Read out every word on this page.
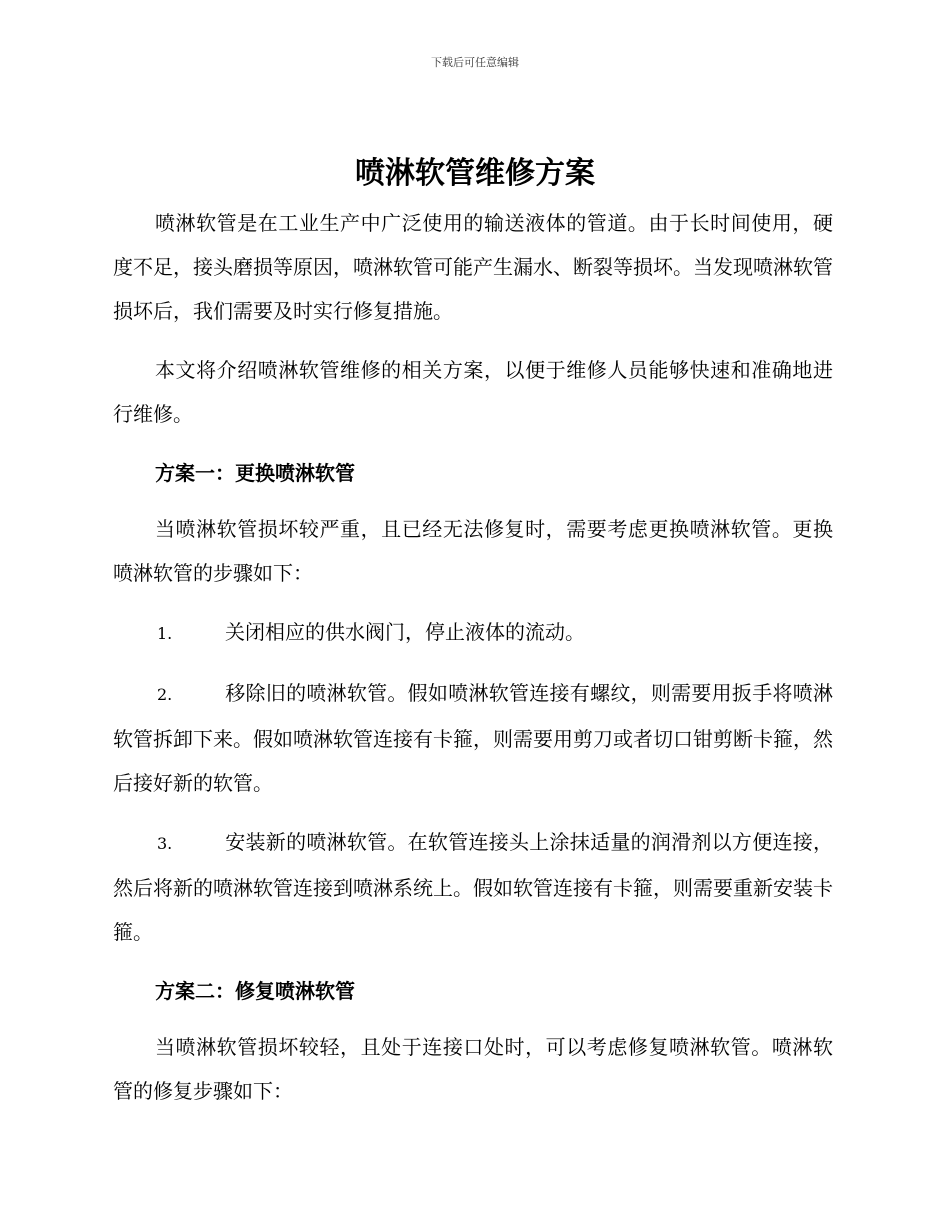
下载后可任意编辑
喷淋软管维修方案

喷淋软管是在工业生产中广泛使用的输送液体的管道。由于长时间使用，硬度不足，接头磨损等原因，喷淋软管可能产生漏水、断裂等损坏。当发现喷淋软管损坏后，我们需要及时实行修复措施。

本文将介绍喷淋软管维修的相关方案，以便于维修人员能够快速和准确地进行维修。

方案一：更换喷淋软管

当喷淋软管损坏较严重，且已经无法修复时，需要考虑更换喷淋软管。更换喷淋软管的步骤如下：

1.	关闭相应的供水阀门，停止液体的流动。

2.	移除旧的喷淋软管。假如喷淋软管连接有螺纹，则需要用扳手将喷淋软管拆卸下来。假如喷淋软管连接有卡箍，则需要用剪刀或者切口钳剪断卡箍，然后接好新的软管。

3.	安装新的喷淋软管。在软管连接头上涂抹适量的润滑剂以方便连接，然后将新的喷淋软管连接到喷淋系统上。假如软管连接有卡箍，则需要重新安装卡箍。

方案二：修复喷淋软管

当喷淋软管损坏较轻，且处于连接口处时，可以考虑修复喷淋软管。喷淋软管的修复步骤如下：
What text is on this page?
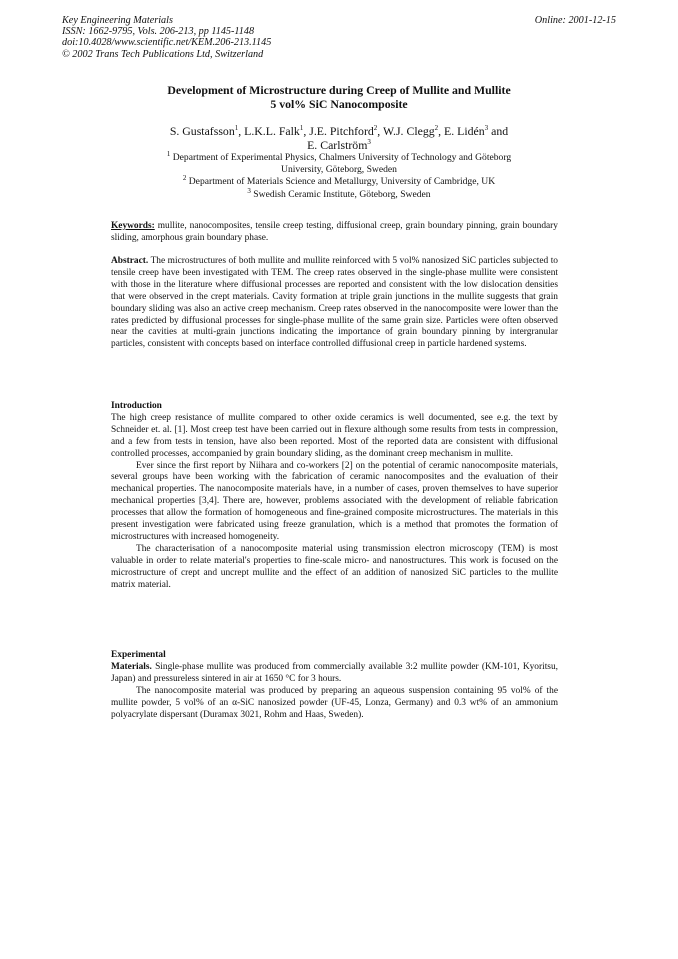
Key Engineering Materials
ISSN: 1662-9795, Vols. 206-213, pp 1145-1148
doi:10.4028/www.scientific.net/KEM.206-213.1145
© 2002 Trans Tech Publications Ltd, Switzerland
Online: 2001-12-15
Development of Microstructure during Creep of Mullite and Mullite
5 vol% SiC Nanocomposite
S. Gustafsson$^1$, L.K.L. Falk$^1$, J.E. Pitchford$^2$, W.J. Clegg$^2$, E. Lidén$^3$ and
E. Carlström$^3$
$^1$ Department of Experimental Physics, Chalmers University of Technology and Göteborg
University, Göteborg, Sweden
$^2$ Department of Materials Science and Metallurgy, University of Cambridge, UK
$^3$ Swedish Ceramic Institute, Göteborg, Sweden

Keywords: mullite, nanocomposites, tensile creep testing, diffusional creep, grain boundary pinning, grain boundary sliding, amorphous grain boundary phase.

Abstract. The microstructures of both mullite and mullite reinforced with 5 vol% nanosized SiC particles subjected to tensile creep have been investigated with TEM. The creep rates observed in the single-phase mullite were consistent with those in the literature where diffusional processes are reported and consistent with the low dislocation densities that were observed in the crept materials. Cavity formation at triple grain junctions in the mullite suggests that grain boundary sliding was also an active creep mechanism. Creep rates observed in the nanocomposite were lower than the rates predicted by diffusional processes for single-phase mullite of the same grain size. Particles were often observed near the cavities at multi-grain junctions indicating the importance of grain boundary pinning by intergranular particles, consistent with concepts based on interface controlled diffusional creep in particle hardened systems.

Introduction

The high creep resistance of mullite compared to other oxide ceramics is well documented, see e.g. the text by Schneider et. al. [1]. Most creep test have been carried out in flexure although some results from tests in compression, and a few from tests in tension, have also been reported. Most of the reported data are consistent with diffusional controlled processes, accompanied by grain boundary sliding, as the dominant creep mechanism in mullite.

Ever since the first report by Niihara and co-workers [2] on the potential of ceramic nanocomposite materials, several groups have been working with the fabrication of ceramic nanocomposites and the evaluation of their mechanical properties. The nanocomposite materials have, in a number of cases, proven themselves to have superior mechanical properties [3,4]. There are, however, problems associated with the development of reliable fabrication processes that allow the formation of homogeneous and fine-grained composite microstructures. The materials in this present investigation were fabricated using freeze granulation, which is a method that promotes the formation of microstructures with increased homogeneity.

The characterisation of a nanocomposite material using transmission electron microscopy (TEM) is most valuable in order to relate material's properties to fine-scale micro- and nanostructures. This work is focused on the microstructure of crept and uncrept mullite and the effect of an addition of nanosized SiC particles to the mullite matrix material.

Experimental

Materials. Single-phase mullite was produced from commercially available 3:2 mullite powder (KM-101, Kyoritsu, Japan) and pressureless sintered in air at 1650 °C for 3 hours.

The nanocomposite material was produced by preparing an aqueous suspension containing 95 vol% of the mullite powder, 5 vol% of an α-SiC nanosized powder (UF-45, Lonza, Germany) and 0.3 wt% of an ammonium polyacrylate dispersant (Duramax 3021, Rohm and Haas, Sweden).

○ ○ ○ ○ ○ ○ ○

## PROMPT
Copy each line above precisely, dropping the pictures.

## CORRECT RESULT
Read out every word on this page.
下载后可任意编辑
喷淋软管维修方案

喷淋软管是在工业生产中广泛使用的输送液体的管道。由于长时间使用，硬度不足，接头磨损等原因，喷淋软管可能产生漏水、断裂等损坏。当发现喷淋软管损坏后，我们需要及时实行修复措施。

本文将介绍喷淋软管维修的相关方案，以便于维修人员能够快速和准确地进行维修。

方案一：更换喷淋软管

当喷淋软管损坏较严重，且已经无法修复时，需要考虑更换喷淋软管。更换喷淋软管的步骤如下：

1.	关闭相应的供水阀门，停止液体的流动。

2.	移除旧的喷淋软管。假如喷淋软管连接有螺纹，则需要用扳手将喷淋软管拆卸下来。假如喷淋软管连接有卡箍，则需要用剪刀或者切口钳剪断卡箍，然后接好新的软管。

3.	安装新的喷淋软管。在软管连接头上涂抹适量的润滑剂以方便连接，然后将新的喷淋软管连接到喷淋系统上。假如软管连接有卡箍，则需要重新安装卡箍。

方案二：修复喷淋软管

当喷淋软管损坏较轻，且处于连接口处时，可以考虑修复喷淋软管。喷淋软管的修复步骤如下：
What text is on this page?
Key Engineering Materials
ISSN: 1662-9795, Vols. 206-213, pp 1145-1148
doi:10.4028/www.scientific.net/KEM.206-213.1145
© 2002 Trans Tech Publications Ltd, Switzerland
Online: 2001-12-15
Development of Microstructure during Creep of Mullite and Mullite
5 vol% SiC Nanocomposite
S. Gustafsson$^1$, L.K.L. Falk$^1$, J.E. Pitchford$^2$, W.J. Clegg$^2$, E. Lidén$^3$ and
E. Carlström$^3$
$^1$ Department of Experimental Physics, Chalmers University of Technology and Göteborg
University, Göteborg, Sweden
$^2$ Department of Materials Science and Metallurgy, University of Cambridge, UK
$^3$ Swedish Ceramic Institute, Göteborg, Sweden

Keywords: mullite, nanocomposites, tensile creep testing, diffusional creep, grain boundary pinning, grain boundary sliding, amorphous grain boundary phase.

Abstract. The microstructures of both mullite and mullite reinforced with 5 vol% nanosized SiC particles subjected to tensile creep have been investigated with TEM. The creep rates observed in the single-phase mullite were consistent with those in the literature where diffusional processes are reported and consistent with the low dislocation densities that were observed in the crept materials. Cavity formation at triple grain junctions in the mullite suggests that grain boundary sliding was also an active creep mechanism. Creep rates observed in the nanocomposite were lower than the rates predicted by diffusional processes for single-phase mullite of the same grain size. Particles were often observed near the cavities at multi-grain junctions indicating the importance of grain boundary pinning by intergranular particles, consistent with concepts based on interface controlled diffusional creep in particle hardened systems.

Introduction

The high creep resistance of mullite compared to other oxide ceramics is well documented, see e.g. the text by Schneider et. al. [1]. Most creep test have been carried out in flexure although some results from tests in compression, and a few from tests in tension, have also been reported. Most of the reported data are consistent with diffusional controlled processes, accompanied by grain boundary sliding, as the dominant creep mechanism in mullite.

Ever since the first report by Niihara and co-workers [2] on the potential of ceramic nanocomposite materials, several groups have been working with the fabrication of ceramic nanocomposites and the evaluation of their mechanical properties. The nanocomposite materials have, in a number of cases, proven themselves to have superior mechanical properties [3,4]. There are, however, problems associated with the development of reliable fabrication processes that allow the formation of homogeneous and fine-grained composite microstructures. The materials in this present investigation were fabricated using freeze granulation, which is a method that promotes the formation of microstructures with increased homogeneity.

The characterisation of a nanocomposite material using transmission electron microscopy (TEM) is most valuable in order to relate material's properties to fine-scale micro- and nanostructures. This work is focused on the microstructure of crept and uncrept mullite and the effect of an addition of nanosized SiC particles to the mullite matrix material.

Experimental

Materials. Single-phase mullite was produced from commercially available 3:2 mullite powder (KM-101, Kyoritsu, Japan) and pressureless sintered in air at 1650 °C for 3 hours.

The nanocomposite material was produced by preparing an aqueous suspension containing 95 vol% of the mullite powder, 5 vol% of an α-SiC nanosized powder (UF-45, Lonza, Germany) and 0.3 wt% of an ammonium polyacrylate dispersant (Duramax 3021, Rohm and Haas, Sweden).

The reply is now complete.